SUPPLIED MATERIAL:
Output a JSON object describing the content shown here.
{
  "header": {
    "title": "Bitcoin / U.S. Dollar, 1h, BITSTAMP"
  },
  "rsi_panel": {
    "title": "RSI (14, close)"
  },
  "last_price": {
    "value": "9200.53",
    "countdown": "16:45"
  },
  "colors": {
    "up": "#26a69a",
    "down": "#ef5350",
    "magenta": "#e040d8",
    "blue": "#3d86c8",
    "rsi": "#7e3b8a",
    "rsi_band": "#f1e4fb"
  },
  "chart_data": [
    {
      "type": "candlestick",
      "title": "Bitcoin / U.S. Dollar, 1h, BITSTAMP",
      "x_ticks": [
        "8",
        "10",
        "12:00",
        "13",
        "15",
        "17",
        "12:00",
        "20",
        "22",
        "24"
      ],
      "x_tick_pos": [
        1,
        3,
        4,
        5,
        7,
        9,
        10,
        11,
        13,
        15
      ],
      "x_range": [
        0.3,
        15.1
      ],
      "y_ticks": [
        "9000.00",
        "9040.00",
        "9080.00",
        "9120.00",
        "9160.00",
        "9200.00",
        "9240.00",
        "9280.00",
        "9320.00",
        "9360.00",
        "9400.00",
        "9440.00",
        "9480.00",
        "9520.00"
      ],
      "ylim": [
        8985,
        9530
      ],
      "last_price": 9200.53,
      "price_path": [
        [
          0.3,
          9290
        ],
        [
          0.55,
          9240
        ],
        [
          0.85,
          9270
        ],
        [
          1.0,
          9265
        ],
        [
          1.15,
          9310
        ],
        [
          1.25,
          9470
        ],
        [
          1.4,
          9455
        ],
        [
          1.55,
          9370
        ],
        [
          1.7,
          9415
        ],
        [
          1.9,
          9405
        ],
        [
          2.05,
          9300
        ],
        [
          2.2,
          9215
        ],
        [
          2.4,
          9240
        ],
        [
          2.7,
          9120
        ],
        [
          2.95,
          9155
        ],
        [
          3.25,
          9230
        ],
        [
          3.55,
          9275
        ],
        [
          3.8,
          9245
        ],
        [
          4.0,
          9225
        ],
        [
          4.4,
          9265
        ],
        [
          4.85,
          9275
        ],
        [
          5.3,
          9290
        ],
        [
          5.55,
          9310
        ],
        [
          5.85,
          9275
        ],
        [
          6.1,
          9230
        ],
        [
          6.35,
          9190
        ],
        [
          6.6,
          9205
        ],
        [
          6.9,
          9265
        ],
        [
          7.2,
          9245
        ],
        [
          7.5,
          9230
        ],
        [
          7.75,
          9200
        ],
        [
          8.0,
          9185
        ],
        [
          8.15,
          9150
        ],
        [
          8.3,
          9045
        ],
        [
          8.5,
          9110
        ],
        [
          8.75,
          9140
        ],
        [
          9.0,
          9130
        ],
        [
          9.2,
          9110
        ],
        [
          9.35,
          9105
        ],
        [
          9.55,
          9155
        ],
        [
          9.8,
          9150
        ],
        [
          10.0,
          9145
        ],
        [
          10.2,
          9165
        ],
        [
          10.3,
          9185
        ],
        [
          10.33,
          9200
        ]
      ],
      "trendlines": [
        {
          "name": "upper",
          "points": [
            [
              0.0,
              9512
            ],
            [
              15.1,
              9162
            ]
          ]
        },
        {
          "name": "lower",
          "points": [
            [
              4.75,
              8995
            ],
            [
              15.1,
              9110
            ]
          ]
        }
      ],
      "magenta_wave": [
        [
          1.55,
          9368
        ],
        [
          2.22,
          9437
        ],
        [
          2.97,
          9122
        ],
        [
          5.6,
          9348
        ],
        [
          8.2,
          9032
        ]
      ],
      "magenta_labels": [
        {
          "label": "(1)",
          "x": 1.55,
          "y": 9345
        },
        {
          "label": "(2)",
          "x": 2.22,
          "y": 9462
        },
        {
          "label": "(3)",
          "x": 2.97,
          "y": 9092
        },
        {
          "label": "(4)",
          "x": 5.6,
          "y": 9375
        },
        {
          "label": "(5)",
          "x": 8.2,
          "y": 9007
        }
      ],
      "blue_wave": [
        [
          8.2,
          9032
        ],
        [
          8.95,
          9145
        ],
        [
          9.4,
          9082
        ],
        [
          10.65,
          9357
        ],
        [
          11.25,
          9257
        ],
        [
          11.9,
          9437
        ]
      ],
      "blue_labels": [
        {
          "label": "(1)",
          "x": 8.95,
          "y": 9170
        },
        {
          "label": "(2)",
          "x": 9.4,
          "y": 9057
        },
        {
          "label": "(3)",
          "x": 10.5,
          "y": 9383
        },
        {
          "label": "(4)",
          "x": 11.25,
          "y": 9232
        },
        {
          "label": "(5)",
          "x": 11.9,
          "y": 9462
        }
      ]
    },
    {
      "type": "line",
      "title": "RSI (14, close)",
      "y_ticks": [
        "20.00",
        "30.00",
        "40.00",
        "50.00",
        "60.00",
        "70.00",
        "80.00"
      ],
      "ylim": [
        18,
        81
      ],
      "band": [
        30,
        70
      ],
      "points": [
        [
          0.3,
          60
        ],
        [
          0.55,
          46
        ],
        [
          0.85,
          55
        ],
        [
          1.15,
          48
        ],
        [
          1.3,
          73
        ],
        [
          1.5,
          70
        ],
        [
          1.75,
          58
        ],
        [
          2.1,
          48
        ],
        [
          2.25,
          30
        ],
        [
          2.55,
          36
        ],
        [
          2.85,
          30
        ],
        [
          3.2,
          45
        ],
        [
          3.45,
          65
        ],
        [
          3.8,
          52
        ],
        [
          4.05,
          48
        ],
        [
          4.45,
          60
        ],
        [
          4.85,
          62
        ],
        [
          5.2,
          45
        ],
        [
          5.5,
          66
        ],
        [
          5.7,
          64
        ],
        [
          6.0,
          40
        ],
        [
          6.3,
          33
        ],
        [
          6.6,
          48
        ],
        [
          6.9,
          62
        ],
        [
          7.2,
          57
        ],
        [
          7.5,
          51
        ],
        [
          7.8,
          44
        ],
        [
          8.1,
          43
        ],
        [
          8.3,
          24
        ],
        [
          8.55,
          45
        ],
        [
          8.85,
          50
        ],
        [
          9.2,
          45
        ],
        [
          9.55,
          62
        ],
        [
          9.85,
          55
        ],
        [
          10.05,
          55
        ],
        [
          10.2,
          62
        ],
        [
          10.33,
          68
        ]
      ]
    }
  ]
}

PROBLEM REQUIREMENTS:
Copy all lines from the material that contain "BITSTAMP".

FULL ANSWER:
    "title": "Bitcoin / U.S. Dollar, 1h, BITSTAMP"
      "title": "Bitcoin / U.S. Dollar, 1h, BITSTAMP",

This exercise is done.